-- PROBLEM STATEMENT --
Check each line of the listing below for the string "technology", and copy the ones that have it.

-- GIVEN INFORMATION --

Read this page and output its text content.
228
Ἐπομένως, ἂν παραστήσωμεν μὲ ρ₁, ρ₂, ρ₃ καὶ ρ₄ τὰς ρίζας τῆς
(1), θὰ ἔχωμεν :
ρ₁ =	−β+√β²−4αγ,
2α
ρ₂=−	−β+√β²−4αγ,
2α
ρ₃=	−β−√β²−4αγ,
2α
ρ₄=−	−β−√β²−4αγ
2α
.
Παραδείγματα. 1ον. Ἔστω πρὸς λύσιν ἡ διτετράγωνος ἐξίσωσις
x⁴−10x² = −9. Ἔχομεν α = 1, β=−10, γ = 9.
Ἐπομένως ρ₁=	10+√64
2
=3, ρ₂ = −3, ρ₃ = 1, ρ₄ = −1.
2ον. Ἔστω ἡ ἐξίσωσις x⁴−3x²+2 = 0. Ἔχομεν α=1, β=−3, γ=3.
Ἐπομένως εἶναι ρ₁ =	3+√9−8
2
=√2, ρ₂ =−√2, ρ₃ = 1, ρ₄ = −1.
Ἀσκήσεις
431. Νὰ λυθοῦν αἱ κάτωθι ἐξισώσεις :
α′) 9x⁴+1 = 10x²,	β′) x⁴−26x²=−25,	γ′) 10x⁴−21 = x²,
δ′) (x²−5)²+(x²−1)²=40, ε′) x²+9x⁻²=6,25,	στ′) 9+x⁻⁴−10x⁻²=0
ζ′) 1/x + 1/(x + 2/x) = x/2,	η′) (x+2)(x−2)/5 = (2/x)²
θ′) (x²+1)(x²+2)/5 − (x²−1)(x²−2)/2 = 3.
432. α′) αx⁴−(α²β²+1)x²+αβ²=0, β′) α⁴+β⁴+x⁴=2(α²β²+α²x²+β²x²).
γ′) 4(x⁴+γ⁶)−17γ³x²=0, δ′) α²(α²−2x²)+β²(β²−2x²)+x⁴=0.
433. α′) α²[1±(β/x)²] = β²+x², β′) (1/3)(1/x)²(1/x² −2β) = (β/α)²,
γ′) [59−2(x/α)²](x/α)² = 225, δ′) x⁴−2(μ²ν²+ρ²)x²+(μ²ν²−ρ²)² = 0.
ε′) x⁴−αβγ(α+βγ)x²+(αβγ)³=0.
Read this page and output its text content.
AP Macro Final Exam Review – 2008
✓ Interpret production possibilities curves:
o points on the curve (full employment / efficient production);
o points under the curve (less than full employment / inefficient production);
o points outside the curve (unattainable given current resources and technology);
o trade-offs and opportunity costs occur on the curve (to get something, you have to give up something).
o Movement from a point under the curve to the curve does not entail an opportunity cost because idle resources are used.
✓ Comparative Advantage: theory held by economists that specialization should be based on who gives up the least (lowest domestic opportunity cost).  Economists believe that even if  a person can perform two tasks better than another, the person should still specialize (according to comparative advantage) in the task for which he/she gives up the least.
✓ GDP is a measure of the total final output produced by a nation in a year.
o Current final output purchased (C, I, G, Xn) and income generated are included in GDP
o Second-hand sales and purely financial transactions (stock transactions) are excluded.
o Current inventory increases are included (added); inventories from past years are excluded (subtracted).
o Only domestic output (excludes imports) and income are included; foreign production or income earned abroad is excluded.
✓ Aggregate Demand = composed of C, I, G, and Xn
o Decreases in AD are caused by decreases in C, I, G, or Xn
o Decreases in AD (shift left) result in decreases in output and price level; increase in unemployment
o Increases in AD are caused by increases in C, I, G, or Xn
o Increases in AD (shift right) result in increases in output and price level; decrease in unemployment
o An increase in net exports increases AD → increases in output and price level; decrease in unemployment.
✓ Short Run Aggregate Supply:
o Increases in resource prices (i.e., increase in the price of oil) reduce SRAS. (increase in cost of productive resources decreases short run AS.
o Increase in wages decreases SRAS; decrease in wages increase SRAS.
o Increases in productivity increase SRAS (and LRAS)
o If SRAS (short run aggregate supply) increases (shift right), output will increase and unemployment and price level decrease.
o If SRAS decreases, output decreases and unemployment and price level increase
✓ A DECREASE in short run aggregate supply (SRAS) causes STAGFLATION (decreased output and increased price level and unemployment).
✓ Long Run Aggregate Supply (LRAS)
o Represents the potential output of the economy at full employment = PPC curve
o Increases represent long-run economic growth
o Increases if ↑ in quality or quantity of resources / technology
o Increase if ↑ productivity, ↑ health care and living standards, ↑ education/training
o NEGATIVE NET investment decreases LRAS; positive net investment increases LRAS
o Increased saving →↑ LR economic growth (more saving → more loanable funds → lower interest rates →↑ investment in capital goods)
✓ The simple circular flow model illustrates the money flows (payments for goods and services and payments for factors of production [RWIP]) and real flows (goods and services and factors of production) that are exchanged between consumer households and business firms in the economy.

-- ANSWER TO THIS EXERCISE --
o points outside the curve (unattainable given current resources and technology);
o Increases if ↑ in quality or quantity of resources / technology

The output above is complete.